**Given exercise**
Copy the material from its first line through the line containing "legend-label: Каучук вспененный", substituting "image" for "screenshot" and changing nothing else.

Element location data:
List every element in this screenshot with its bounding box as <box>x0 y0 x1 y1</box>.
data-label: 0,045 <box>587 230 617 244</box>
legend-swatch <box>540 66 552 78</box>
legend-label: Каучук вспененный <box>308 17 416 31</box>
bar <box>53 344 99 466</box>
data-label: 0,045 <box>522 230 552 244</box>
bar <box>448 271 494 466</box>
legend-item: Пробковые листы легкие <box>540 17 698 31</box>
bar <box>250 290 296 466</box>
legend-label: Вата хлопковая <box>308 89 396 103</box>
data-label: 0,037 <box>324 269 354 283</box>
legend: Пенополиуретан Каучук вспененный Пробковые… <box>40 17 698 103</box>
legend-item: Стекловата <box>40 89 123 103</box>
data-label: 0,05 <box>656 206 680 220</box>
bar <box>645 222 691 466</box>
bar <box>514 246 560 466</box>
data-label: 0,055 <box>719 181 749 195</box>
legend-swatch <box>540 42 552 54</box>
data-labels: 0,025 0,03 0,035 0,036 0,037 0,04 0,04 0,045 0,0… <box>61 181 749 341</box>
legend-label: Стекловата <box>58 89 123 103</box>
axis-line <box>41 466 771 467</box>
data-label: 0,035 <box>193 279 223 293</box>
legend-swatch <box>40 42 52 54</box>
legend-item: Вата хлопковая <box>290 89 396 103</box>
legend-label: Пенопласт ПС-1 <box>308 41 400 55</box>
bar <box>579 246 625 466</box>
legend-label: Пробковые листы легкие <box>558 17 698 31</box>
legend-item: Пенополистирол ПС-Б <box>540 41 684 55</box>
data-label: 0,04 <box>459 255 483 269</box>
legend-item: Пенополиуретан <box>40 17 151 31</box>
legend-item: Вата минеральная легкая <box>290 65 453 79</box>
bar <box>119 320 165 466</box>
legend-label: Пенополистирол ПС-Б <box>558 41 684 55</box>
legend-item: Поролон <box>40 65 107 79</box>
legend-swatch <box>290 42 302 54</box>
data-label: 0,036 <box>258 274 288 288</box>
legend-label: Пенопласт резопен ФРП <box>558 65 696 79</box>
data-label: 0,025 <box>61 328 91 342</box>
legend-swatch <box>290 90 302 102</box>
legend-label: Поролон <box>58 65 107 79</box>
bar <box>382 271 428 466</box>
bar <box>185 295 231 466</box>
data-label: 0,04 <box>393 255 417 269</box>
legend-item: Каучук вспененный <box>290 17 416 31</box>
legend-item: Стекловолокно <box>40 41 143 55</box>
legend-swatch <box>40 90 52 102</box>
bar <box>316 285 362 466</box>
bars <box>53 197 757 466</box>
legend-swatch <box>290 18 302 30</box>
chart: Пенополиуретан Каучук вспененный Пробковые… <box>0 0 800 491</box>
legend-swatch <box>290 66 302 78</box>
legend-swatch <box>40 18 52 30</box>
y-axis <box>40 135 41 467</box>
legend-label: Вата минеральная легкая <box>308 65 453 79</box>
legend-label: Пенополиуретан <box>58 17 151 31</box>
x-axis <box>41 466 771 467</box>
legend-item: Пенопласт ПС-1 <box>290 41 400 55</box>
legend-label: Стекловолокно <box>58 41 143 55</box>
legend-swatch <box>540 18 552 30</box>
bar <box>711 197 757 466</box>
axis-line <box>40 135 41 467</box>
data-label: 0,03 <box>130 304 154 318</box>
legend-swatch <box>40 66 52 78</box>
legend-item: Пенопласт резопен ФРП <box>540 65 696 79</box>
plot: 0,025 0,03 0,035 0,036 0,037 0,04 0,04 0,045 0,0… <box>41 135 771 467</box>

**Exercise answer**
List every element in this image with its bounding box as <box>x0 y0 x1 y1</box>.
data-label: 0,045 <box>587 230 617 244</box>
legend-swatch <box>540 66 552 78</box>
legend-label: Каучук вспененный <box>308 17 416 31</box>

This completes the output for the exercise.